**PROBLEM**
Find each line with the string "frac" and report it.

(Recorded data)
<<<<

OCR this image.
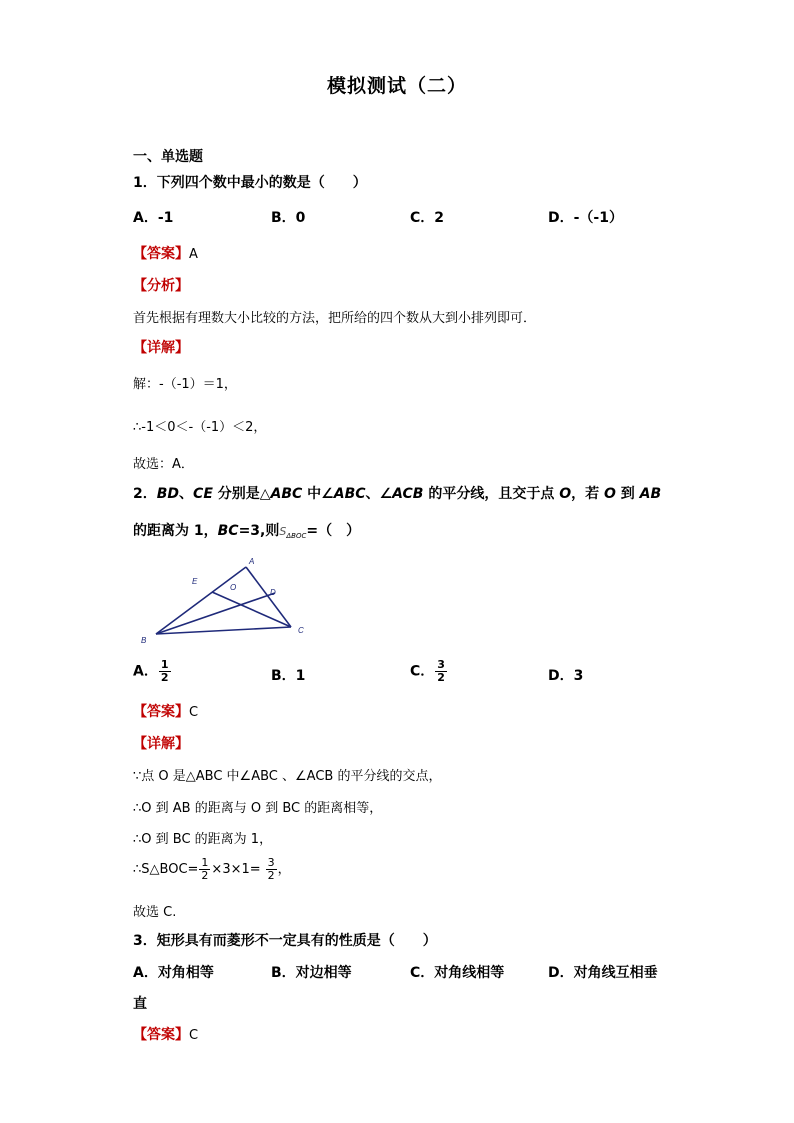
模拟测试（二）
一、单选题
1．下列四个数中最小的数是（　　）
A．-1	B．0	C．2	D．-（-1）
【答案】A
【分析】
首先根据有理数大小比较的方法，把所给的四个数从大到小排列即可．
【详解】
解：-（-1）＝1，
∴-1＜0＜-（-1）＜2，
故选：A．
2．BD、CE 分别是△ABC 中∠ABC、∠ACB 的平分线，且交于点 O，若 O 到 AB
的距离为 1，BC=3,则$S_{\Delta BOC}=$（　）
A
B
C
D
E
O
A． $\frac{1}{2}$	B．1	C． $\frac{3}{2}$	D．3
【答案】C
【详解】
∵点 O 是△ABC 中∠ABC 、∠ACB 的平分线的交点，
∴O 到 AB 的距离与 O 到 BC 的距离相等，
∴O 到 BC 的距离为 1，
∴S△BOC= $\frac{1}{2} \times 3\times 1= \frac{3}{2}$ ，
故选 C.
3．矩形具有而菱形不一定具有的性质是（　　）
A．对角相等	B．对边相等	C．对角线相等	D．对角线互相垂
直
【答案】C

>>>>

**THE REPLY**
A． $\frac{1}{2}$	B．1	C． $\frac{3}{2}$	D．3
∴S△BOC= $\frac{1}{2} \times 3\times 1= \frac{3}{2}$ ，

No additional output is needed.